» EXERCISE DATA
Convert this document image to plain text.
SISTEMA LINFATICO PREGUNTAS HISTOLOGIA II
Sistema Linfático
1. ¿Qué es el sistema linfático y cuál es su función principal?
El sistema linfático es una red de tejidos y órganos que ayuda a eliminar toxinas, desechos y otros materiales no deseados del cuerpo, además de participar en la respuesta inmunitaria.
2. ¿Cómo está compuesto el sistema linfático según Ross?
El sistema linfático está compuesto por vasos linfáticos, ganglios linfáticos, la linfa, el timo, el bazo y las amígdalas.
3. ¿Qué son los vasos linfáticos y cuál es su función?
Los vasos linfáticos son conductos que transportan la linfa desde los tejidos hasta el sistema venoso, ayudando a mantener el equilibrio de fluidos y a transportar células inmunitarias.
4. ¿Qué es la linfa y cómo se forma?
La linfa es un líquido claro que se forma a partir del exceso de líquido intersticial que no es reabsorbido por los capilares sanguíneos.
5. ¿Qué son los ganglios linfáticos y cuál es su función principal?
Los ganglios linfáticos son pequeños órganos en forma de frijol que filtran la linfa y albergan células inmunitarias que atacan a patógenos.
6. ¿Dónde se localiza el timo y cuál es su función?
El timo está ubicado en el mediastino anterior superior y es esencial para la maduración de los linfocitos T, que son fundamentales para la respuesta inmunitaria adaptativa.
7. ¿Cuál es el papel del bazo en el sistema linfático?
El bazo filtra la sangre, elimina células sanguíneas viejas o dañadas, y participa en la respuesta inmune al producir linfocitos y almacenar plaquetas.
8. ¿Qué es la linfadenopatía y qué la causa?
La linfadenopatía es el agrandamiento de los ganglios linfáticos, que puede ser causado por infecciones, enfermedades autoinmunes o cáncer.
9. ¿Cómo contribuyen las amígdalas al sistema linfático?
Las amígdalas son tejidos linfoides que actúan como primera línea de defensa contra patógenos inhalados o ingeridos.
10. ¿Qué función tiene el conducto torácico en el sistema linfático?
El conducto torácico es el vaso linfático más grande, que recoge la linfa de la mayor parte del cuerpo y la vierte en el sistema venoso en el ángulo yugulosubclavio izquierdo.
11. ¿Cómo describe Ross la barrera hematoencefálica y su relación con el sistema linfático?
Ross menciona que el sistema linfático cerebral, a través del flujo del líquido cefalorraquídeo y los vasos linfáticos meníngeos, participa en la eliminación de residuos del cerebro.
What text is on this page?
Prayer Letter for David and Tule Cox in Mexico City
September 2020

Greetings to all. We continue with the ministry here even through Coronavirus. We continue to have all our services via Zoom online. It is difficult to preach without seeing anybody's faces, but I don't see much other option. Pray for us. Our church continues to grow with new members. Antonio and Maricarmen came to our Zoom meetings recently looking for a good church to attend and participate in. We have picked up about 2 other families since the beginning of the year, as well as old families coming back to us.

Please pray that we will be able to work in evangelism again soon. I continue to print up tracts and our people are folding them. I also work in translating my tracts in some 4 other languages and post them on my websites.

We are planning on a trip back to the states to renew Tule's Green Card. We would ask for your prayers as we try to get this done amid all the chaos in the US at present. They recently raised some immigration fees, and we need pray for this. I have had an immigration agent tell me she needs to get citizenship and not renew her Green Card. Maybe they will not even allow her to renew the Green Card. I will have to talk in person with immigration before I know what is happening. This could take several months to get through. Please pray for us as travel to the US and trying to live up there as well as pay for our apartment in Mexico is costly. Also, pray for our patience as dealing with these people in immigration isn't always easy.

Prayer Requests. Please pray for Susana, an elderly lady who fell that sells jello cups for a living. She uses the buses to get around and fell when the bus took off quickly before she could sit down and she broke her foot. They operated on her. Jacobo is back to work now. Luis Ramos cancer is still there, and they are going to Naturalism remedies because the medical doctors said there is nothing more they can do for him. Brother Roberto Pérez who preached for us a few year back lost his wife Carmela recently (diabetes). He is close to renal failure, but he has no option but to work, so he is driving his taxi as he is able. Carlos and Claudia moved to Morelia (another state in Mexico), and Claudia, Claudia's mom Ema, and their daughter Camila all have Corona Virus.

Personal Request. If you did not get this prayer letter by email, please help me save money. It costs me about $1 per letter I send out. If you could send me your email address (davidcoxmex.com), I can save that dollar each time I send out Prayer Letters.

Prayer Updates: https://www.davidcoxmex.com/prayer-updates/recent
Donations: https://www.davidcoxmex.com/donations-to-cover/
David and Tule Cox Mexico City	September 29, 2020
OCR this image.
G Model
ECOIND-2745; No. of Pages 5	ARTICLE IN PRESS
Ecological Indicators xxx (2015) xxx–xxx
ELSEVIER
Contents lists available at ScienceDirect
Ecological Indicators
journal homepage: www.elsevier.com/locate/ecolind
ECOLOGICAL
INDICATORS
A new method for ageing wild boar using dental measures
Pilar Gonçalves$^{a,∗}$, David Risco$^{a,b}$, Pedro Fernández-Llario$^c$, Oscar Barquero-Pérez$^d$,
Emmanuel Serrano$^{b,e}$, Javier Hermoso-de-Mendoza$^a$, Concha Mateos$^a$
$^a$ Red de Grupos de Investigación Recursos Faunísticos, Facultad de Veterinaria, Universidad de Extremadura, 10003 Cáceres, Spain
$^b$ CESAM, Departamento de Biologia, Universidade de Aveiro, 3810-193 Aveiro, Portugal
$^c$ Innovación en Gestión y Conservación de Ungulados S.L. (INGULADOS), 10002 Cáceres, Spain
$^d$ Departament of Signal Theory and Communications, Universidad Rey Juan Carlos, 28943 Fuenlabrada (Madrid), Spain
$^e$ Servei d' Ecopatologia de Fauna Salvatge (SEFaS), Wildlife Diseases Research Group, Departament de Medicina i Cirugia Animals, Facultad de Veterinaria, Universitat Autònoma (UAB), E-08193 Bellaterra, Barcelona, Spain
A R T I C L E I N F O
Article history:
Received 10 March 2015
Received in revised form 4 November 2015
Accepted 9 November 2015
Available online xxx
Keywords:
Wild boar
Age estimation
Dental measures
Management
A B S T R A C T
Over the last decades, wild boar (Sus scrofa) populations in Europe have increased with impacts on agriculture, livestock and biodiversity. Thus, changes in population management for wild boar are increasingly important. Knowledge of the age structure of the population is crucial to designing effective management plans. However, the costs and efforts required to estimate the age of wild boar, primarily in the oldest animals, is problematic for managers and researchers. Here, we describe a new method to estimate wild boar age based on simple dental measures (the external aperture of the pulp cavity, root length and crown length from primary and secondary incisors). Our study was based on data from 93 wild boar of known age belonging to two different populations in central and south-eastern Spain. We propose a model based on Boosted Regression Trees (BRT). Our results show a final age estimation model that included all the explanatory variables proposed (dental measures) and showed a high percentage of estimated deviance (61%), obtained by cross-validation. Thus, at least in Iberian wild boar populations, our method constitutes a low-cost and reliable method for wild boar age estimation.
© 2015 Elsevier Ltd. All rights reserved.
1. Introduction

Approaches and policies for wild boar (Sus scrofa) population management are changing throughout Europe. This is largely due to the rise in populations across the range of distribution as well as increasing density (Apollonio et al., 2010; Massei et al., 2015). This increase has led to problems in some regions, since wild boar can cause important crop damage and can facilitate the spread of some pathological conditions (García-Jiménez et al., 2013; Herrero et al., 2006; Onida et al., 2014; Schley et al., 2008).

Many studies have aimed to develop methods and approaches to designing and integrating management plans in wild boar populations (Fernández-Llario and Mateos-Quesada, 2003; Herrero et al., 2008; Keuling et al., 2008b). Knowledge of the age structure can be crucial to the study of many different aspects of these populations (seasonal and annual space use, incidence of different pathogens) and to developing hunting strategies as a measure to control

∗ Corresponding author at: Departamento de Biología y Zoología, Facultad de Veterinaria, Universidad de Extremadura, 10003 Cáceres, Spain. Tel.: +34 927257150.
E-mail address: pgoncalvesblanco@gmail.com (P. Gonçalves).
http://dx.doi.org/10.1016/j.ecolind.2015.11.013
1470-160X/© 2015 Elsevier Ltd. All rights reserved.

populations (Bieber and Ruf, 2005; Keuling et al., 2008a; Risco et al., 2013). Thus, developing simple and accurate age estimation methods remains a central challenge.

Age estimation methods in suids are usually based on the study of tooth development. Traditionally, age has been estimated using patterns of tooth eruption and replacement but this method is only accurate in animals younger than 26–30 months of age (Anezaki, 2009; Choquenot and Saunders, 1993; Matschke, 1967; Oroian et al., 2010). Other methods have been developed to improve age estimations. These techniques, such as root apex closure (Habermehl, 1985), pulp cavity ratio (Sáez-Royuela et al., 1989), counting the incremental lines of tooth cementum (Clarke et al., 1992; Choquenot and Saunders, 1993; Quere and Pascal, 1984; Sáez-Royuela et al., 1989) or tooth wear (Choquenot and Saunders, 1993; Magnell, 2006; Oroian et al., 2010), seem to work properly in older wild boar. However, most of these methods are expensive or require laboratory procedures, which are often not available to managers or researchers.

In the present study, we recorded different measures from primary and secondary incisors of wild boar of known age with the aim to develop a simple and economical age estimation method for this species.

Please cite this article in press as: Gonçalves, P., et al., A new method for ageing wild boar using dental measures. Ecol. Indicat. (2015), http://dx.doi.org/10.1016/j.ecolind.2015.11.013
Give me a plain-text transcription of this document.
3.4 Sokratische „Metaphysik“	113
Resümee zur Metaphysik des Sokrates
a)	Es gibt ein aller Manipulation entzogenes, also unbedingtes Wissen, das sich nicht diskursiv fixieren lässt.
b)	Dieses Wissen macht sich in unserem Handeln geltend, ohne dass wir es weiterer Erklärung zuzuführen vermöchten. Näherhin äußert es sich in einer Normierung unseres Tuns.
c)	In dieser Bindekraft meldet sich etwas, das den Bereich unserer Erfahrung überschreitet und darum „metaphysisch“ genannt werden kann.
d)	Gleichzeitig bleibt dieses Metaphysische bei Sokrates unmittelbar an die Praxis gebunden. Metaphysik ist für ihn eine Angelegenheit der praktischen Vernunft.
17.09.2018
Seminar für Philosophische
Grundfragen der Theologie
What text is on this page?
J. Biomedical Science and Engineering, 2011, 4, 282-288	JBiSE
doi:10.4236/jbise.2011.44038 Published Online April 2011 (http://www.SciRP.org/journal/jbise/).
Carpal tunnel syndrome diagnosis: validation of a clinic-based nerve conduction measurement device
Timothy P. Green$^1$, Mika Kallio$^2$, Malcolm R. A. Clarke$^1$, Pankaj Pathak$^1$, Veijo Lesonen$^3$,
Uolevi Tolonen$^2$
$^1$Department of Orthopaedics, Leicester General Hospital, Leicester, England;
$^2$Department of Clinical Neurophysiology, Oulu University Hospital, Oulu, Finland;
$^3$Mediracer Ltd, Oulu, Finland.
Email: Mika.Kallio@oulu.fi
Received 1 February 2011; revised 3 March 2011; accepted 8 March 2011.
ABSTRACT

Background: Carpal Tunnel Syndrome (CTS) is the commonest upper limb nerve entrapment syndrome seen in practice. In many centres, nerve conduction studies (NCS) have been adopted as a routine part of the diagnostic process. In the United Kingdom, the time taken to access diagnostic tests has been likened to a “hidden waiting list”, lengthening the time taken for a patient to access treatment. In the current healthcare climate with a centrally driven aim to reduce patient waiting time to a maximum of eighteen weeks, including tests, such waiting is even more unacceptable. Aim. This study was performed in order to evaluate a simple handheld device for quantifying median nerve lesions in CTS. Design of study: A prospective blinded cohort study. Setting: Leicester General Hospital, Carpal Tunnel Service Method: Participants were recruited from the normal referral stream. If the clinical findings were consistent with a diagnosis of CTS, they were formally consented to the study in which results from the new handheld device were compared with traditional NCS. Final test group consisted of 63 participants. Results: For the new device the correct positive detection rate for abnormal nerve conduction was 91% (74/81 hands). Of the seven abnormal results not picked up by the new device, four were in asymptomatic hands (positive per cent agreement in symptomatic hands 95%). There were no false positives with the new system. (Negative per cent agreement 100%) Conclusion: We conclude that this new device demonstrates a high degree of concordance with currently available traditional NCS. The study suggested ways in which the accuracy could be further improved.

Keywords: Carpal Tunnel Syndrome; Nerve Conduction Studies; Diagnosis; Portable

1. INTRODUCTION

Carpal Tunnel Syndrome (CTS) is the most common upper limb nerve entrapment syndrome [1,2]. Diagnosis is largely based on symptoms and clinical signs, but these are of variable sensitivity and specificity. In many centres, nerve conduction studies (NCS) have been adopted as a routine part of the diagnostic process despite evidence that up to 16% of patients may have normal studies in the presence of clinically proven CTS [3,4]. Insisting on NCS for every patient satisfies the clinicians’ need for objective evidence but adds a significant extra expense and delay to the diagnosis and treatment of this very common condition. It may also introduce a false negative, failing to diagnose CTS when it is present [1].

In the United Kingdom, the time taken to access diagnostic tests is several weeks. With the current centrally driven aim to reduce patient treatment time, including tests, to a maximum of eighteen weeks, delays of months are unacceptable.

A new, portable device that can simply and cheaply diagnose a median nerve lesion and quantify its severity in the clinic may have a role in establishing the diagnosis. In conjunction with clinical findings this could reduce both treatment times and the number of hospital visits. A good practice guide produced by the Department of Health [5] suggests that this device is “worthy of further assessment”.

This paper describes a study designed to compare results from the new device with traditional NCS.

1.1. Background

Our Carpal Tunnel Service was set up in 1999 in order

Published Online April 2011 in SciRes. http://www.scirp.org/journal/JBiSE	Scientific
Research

» WHAT YOU WILL DO
Among the preceding records, how many lines include the word "está"? Reply with the number only.

» TASK OUTPUT
3